• _WHAT YOU WILL DO_: Extract the full listing verbatim and drop any pictures from your copy.

• _DATA TO PROCESS_:

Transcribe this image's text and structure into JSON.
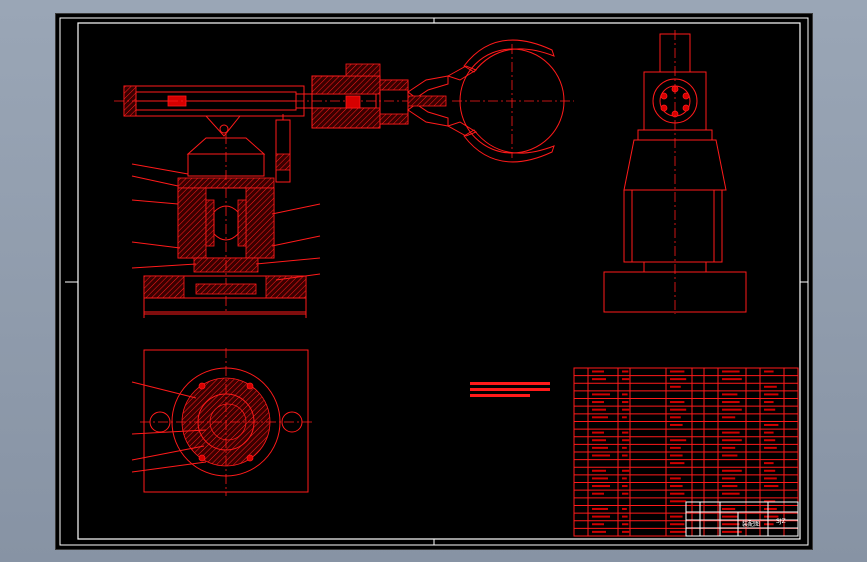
{
  "title_block": {
    "label": "装配图",
    "drawing_no": "SJZ"
  },
  "colors": {
    "sheet_background": "#000000",
    "line_color": "#ff1a1a",
    "frame_color": "#ffffff",
    "window_background": "#8d99aa"
  }
}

• _SOLUTION_:
Transcribe this image's text and structure into JSON.
{
  "title_block": {
    "label": "装配图",
    "drawing_no": "SJZ"
  },
  "colors": {
    "sheet_background": "#000000",
    "line_color": "#ff1a1a",
    "frame_color": "#ffffff",
    "window_background": "#8d99aa"
  }
}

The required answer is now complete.